**Rows:**
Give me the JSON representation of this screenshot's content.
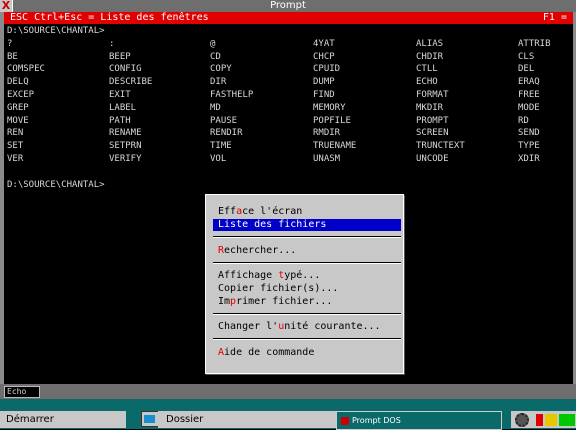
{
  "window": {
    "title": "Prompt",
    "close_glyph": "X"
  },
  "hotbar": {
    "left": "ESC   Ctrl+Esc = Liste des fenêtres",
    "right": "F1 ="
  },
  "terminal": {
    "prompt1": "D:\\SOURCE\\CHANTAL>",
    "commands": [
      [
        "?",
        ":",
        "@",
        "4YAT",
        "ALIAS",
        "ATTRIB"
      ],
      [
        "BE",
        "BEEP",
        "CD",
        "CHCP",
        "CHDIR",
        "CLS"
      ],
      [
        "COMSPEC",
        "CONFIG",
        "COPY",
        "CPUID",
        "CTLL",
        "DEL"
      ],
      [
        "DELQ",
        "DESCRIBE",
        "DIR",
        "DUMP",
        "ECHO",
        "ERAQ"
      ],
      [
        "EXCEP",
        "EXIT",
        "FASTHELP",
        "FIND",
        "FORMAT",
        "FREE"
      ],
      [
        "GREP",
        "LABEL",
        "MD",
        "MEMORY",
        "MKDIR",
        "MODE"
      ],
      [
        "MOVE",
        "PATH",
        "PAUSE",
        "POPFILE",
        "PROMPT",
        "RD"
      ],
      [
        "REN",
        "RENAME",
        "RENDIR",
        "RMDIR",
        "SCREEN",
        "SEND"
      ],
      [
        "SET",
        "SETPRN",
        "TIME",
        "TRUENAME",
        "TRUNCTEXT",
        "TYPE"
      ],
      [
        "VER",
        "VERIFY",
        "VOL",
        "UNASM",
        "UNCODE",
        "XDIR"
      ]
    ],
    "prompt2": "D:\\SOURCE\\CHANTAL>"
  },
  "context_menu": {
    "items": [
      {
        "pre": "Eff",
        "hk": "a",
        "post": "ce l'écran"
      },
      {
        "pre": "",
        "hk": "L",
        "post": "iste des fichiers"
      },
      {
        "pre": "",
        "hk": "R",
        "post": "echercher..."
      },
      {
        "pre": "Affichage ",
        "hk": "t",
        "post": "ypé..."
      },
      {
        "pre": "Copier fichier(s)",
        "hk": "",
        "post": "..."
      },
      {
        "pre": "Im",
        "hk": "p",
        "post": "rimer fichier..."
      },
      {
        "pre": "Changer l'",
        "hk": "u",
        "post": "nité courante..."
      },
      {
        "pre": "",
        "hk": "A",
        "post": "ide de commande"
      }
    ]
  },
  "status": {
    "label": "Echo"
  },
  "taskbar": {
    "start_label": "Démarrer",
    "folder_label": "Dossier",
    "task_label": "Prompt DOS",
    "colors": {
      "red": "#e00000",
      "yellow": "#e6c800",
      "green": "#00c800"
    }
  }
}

**Exercise description:** From the material above, reproduce everything verbatim except the pictures.

**Final result:**
Give me the JSON representation of this screenshot's content.
{
  "window": {
    "title": "Prompt",
    "close_glyph": "X"
  },
  "hotbar": {
    "left": "ESC   Ctrl+Esc = Liste des fenêtres",
    "right": "F1 ="
  },
  "terminal": {
    "prompt1": "D:\\SOURCE\\CHANTAL>",
    "commands": [
      [
        "?",
        ":",
        "@",
        "4YAT",
        "ALIAS",
        "ATTRIB"
      ],
      [
        "BE",
        "BEEP",
        "CD",
        "CHCP",
        "CHDIR",
        "CLS"
      ],
      [
        "COMSPEC",
        "CONFIG",
        "COPY",
        "CPUID",
        "CTLL",
        "DEL"
      ],
      [
        "DELQ",
        "DESCRIBE",
        "DIR",
        "DUMP",
        "ECHO",
        "ERAQ"
      ],
      [
        "EXCEP",
        "EXIT",
        "FASTHELP",
        "FIND",
        "FORMAT",
        "FREE"
      ],
      [
        "GREP",
        "LABEL",
        "MD",
        "MEMORY",
        "MKDIR",
        "MODE"
      ],
      [
        "MOVE",
        "PATH",
        "PAUSE",
        "POPFILE",
        "PROMPT",
        "RD"
      ],
      [
        "REN",
        "RENAME",
        "RENDIR",
        "RMDIR",
        "SCREEN",
        "SEND"
      ],
      [
        "SET",
        "SETPRN",
        "TIME",
        "TRUENAME",
        "TRUNCTEXT",
        "TYPE"
      ],
      [
        "VER",
        "VERIFY",
        "VOL",
        "UNASM",
        "UNCODE",
        "XDIR"
      ]
    ],
    "prompt2": "D:\\SOURCE\\CHANTAL>"
  },
  "context_menu": {
    "items": [
      {
        "pre": "Eff",
        "hk": "a",
        "post": "ce l'écran"
      },
      {
        "pre": "",
        "hk": "L",
        "post": "iste des fichiers"
      },
      {
        "pre": "",
        "hk": "R",
        "post": "echercher..."
      },
      {
        "pre": "Affichage ",
        "hk": "t",
        "post": "ypé..."
      },
      {
        "pre": "Copier fichier(s)",
        "hk": "",
        "post": "..."
      },
      {
        "pre": "Im",
        "hk": "p",
        "post": "rimer fichier..."
      },
      {
        "pre": "Changer l'",
        "hk": "u",
        "post": "nité courante..."
      },
      {
        "pre": "",
        "hk": "A",
        "post": "ide de commande"
      }
    ]
  },
  "status": {
    "label": "Echo"
  },
  "taskbar": {
    "start_label": "Démarrer",
    "folder_label": "Dossier",
    "task_label": "Prompt DOS",
    "colors": {
      "red": "#e00000",
      "yellow": "#e6c800",
      "green": "#00c800"
    }
  }
}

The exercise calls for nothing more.